[Collected data entries]
====================
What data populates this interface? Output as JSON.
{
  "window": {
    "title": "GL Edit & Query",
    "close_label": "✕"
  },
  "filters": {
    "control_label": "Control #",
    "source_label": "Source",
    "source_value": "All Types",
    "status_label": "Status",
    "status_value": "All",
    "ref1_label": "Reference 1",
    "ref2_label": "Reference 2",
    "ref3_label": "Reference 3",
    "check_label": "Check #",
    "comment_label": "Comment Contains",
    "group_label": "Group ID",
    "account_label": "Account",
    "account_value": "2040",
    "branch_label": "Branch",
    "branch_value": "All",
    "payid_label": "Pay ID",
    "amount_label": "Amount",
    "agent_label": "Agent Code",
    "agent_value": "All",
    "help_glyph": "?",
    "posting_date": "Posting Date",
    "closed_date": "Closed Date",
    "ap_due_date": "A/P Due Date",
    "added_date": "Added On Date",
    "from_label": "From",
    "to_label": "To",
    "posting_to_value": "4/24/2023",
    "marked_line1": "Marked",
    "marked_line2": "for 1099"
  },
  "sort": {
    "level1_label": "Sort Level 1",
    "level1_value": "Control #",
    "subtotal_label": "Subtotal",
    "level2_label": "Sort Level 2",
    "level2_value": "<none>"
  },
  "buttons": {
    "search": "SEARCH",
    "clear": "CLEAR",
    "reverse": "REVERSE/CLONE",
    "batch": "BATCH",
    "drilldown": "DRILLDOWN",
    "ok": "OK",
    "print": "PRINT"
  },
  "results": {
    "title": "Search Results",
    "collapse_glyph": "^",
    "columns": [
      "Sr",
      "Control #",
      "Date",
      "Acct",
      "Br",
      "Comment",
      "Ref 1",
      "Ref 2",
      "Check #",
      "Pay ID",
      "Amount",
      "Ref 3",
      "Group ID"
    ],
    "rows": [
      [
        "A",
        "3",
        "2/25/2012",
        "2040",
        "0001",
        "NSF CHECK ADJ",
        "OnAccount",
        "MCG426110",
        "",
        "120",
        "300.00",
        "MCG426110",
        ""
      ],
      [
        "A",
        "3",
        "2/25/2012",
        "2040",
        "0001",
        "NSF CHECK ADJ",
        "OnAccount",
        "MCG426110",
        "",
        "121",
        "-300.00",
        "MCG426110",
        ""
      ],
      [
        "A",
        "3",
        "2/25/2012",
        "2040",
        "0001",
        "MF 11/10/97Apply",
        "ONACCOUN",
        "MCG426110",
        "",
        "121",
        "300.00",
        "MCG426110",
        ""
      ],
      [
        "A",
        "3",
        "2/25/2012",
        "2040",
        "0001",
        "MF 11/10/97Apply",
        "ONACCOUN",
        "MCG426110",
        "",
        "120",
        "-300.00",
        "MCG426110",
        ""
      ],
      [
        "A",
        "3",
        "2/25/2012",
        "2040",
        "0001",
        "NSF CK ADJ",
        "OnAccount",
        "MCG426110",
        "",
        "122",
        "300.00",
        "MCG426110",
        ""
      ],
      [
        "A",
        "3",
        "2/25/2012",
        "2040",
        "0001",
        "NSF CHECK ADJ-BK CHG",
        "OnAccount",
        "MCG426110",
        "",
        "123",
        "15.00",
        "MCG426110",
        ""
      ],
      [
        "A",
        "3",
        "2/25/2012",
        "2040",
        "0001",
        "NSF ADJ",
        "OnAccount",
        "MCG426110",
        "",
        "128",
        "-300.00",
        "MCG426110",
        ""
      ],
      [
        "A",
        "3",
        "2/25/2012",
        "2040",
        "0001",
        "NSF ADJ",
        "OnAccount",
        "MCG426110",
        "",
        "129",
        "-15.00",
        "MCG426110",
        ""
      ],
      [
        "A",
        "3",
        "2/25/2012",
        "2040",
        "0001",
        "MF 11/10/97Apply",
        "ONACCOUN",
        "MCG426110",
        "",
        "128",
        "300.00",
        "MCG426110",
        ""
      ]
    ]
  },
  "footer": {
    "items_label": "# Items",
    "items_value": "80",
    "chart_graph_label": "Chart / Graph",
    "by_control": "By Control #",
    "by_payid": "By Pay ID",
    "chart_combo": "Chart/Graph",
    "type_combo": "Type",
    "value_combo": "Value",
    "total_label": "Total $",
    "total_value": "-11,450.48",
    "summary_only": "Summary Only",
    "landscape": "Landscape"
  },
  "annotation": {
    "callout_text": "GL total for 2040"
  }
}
====================
STATED GOAL: Lines of the material that contain the word "Comment" are to be gathered.

FINAL RESULT:
    "comment_label": "Comment Contains",
      "Comment",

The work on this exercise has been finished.